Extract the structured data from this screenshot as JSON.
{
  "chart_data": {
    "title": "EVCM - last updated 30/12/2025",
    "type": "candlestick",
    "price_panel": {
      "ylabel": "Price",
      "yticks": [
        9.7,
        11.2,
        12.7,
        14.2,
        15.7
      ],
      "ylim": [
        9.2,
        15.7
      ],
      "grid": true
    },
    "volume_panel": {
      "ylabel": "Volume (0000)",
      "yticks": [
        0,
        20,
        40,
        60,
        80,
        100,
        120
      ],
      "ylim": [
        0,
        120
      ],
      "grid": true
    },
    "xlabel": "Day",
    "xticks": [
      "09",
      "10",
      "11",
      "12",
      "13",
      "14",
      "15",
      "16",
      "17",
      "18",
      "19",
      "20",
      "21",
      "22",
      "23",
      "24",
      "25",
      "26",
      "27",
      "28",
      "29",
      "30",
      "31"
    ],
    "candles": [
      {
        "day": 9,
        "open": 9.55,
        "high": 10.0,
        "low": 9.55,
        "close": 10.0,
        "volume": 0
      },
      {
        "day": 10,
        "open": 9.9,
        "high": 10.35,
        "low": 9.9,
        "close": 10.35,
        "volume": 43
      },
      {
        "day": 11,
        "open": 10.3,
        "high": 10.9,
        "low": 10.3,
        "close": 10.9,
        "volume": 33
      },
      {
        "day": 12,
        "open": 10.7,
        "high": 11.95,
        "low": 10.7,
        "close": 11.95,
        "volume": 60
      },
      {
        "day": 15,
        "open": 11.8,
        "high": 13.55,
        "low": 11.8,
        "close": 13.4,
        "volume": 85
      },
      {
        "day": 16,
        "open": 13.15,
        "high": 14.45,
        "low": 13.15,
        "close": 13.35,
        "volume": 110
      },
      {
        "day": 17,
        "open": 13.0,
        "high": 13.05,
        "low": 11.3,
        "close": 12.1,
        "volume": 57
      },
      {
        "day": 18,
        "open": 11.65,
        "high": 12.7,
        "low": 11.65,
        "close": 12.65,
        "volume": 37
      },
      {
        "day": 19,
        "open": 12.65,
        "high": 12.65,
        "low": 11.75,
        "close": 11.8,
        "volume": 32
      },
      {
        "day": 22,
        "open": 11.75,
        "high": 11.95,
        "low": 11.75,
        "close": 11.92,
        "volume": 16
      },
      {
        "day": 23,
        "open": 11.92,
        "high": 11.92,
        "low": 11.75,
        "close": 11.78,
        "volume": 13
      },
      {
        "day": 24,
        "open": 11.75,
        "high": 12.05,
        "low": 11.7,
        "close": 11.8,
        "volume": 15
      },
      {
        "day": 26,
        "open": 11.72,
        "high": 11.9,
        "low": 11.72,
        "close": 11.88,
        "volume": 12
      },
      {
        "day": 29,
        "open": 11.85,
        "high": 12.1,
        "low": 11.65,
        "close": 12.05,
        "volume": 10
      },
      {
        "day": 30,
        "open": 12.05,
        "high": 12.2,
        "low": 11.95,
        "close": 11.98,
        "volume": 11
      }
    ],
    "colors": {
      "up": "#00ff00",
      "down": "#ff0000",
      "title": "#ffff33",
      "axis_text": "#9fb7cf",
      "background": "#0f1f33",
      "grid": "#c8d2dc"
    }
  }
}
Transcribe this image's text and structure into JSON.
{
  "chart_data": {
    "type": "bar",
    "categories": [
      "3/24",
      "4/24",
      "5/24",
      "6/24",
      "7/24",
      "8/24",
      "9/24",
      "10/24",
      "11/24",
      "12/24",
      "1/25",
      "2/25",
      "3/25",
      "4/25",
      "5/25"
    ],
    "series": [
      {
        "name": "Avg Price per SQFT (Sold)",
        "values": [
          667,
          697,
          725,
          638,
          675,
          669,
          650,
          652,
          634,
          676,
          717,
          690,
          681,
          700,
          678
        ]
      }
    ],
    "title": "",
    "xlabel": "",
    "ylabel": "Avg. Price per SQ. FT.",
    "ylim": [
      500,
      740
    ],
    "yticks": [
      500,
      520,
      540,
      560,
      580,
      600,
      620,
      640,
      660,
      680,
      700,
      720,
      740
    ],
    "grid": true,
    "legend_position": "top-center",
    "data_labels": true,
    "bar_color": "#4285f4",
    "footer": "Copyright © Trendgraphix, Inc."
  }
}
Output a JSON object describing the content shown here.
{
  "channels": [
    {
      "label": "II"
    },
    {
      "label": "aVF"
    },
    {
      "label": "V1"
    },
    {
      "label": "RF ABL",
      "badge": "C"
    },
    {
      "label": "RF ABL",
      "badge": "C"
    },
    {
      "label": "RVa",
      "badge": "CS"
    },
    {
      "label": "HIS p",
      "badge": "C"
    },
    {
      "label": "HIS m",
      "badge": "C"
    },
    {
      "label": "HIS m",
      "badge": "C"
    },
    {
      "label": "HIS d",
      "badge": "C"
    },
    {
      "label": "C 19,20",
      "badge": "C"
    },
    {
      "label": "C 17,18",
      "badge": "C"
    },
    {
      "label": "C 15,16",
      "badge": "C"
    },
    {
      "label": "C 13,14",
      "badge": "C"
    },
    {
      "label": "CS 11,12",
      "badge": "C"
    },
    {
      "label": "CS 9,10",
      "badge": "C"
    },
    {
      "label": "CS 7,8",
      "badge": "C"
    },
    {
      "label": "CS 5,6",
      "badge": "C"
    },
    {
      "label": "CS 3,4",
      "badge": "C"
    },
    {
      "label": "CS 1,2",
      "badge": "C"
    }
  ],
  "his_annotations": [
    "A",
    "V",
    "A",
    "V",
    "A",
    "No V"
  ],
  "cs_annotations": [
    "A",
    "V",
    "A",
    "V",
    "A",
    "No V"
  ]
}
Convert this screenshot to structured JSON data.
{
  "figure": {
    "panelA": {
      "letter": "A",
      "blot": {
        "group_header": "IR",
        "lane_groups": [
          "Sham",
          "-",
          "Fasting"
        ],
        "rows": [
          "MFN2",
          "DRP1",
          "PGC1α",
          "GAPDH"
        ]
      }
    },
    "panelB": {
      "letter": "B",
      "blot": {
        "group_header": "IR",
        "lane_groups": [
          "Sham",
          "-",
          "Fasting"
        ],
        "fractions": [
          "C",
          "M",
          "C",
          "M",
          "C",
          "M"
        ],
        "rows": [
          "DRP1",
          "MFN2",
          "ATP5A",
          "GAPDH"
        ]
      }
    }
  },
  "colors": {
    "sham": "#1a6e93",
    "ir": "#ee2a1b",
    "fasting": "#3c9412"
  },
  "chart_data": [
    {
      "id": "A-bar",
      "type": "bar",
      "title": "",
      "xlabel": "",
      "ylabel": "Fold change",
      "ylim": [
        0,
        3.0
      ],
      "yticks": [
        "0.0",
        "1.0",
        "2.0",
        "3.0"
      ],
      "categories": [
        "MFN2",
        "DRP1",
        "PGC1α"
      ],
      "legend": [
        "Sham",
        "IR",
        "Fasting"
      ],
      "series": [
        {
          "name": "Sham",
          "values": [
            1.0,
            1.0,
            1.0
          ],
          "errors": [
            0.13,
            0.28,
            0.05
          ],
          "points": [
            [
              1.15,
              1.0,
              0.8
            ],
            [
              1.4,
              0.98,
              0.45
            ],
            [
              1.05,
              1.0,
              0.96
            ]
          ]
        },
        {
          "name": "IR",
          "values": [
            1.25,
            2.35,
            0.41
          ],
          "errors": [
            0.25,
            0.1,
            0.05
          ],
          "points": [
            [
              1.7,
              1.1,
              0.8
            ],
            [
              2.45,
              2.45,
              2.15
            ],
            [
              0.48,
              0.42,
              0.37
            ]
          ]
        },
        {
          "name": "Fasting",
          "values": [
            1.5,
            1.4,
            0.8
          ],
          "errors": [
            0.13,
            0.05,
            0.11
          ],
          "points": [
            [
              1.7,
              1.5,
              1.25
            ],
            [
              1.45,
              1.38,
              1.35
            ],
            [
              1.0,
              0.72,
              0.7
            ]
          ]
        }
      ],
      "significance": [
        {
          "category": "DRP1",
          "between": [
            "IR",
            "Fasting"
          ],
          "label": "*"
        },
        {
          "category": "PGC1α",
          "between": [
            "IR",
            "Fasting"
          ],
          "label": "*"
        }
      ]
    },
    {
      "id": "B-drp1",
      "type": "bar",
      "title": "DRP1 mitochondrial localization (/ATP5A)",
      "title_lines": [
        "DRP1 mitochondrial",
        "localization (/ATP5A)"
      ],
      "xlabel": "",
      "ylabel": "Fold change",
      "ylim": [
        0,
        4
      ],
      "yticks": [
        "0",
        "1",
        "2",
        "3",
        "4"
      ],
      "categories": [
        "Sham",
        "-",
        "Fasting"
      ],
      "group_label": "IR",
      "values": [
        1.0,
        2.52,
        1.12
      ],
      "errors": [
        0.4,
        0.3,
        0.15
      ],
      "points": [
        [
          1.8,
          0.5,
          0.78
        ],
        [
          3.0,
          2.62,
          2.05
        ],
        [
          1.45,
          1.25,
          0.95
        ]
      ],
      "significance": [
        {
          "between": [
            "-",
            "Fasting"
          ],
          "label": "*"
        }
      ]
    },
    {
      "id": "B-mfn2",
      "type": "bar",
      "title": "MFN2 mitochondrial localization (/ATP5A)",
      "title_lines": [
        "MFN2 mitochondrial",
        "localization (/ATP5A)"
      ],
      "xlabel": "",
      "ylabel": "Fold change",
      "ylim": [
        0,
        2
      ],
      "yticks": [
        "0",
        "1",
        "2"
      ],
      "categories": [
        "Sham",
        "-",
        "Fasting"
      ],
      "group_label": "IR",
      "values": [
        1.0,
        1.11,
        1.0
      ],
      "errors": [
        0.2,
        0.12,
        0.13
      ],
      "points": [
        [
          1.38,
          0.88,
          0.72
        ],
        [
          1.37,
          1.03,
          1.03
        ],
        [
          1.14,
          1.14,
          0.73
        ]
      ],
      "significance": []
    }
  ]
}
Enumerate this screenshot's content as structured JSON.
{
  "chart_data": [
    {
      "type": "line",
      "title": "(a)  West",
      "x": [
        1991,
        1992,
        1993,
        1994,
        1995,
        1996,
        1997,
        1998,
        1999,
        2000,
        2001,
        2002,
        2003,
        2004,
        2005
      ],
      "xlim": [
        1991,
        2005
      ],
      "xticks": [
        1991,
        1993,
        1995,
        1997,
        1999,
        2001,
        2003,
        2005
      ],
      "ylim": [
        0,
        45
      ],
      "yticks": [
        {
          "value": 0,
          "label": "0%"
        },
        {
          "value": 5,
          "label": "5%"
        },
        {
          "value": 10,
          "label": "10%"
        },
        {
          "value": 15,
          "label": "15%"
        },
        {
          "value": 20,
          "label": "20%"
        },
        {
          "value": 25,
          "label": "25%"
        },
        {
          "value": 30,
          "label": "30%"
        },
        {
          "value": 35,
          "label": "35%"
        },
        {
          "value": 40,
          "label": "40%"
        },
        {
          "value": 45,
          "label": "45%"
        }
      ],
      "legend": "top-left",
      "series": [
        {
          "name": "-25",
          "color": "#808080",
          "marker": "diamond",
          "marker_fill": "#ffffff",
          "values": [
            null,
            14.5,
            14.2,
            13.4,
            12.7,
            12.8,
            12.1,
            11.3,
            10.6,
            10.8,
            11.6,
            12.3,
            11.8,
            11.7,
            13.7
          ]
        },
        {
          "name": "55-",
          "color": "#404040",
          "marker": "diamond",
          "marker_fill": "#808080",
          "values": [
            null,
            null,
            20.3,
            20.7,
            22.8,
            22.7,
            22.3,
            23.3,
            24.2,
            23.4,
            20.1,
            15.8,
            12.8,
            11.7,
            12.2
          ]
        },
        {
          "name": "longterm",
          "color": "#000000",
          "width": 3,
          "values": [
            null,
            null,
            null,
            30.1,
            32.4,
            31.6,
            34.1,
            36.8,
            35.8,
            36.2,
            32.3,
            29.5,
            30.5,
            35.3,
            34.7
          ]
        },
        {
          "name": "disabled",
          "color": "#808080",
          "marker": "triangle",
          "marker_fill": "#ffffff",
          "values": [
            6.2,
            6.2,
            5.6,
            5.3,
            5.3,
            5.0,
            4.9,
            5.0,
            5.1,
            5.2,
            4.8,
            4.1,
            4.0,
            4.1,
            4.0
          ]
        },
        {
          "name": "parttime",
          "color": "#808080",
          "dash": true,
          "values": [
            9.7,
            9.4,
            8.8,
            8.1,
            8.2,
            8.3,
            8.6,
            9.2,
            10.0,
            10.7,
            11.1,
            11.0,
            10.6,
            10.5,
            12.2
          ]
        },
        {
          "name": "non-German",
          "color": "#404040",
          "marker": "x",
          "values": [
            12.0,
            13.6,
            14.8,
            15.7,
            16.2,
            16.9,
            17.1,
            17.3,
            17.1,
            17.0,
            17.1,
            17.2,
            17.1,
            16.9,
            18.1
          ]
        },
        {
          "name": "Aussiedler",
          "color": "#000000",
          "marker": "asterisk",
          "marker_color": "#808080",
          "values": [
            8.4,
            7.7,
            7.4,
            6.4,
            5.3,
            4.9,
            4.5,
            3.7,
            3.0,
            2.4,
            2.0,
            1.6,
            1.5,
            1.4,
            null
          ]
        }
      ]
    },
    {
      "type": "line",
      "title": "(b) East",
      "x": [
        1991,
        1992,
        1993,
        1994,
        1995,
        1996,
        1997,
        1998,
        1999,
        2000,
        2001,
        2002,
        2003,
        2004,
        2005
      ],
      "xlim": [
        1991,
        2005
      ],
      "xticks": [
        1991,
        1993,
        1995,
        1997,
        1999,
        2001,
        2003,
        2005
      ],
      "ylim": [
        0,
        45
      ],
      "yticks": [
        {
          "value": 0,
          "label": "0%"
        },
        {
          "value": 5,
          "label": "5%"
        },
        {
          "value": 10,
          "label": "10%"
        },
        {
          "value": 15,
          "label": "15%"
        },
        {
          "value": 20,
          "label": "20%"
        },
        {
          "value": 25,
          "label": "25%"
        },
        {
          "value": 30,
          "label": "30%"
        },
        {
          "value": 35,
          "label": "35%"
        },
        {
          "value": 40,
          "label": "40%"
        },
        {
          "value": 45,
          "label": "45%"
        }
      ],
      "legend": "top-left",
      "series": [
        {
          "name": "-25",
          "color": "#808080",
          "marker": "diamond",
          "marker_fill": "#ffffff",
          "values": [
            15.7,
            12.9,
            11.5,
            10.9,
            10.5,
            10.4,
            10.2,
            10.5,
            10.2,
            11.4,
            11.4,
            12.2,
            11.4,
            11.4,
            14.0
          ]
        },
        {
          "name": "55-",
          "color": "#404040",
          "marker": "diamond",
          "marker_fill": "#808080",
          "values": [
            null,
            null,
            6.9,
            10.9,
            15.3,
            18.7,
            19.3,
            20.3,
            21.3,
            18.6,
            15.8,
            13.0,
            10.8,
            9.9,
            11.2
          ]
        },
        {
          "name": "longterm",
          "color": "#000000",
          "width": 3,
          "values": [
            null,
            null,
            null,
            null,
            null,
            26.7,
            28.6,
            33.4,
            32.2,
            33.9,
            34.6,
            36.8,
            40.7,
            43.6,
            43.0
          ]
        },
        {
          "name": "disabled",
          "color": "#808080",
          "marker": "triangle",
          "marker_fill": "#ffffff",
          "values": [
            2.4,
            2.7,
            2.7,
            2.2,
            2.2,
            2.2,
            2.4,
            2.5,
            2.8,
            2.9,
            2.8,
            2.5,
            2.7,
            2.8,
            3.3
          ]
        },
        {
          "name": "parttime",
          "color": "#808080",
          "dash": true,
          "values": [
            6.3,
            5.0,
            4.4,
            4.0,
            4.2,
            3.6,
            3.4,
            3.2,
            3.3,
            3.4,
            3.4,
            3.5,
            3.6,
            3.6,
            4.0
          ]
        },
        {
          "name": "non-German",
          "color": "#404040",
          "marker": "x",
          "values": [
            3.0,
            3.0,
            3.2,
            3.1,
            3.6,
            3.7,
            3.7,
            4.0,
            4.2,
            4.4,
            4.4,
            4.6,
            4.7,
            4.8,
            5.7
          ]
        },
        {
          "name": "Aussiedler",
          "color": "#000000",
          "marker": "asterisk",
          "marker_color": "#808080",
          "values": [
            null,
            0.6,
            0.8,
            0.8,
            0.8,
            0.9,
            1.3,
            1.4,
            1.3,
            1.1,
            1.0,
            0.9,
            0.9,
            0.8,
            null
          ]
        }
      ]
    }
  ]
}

*****

EXERCISE GOAL: Out of the material above, gather each line where "content" appears.

FINAL RESULT:
Output a JSON object describing the content shown here.
Enumerate this screenshot's content as structured JSON.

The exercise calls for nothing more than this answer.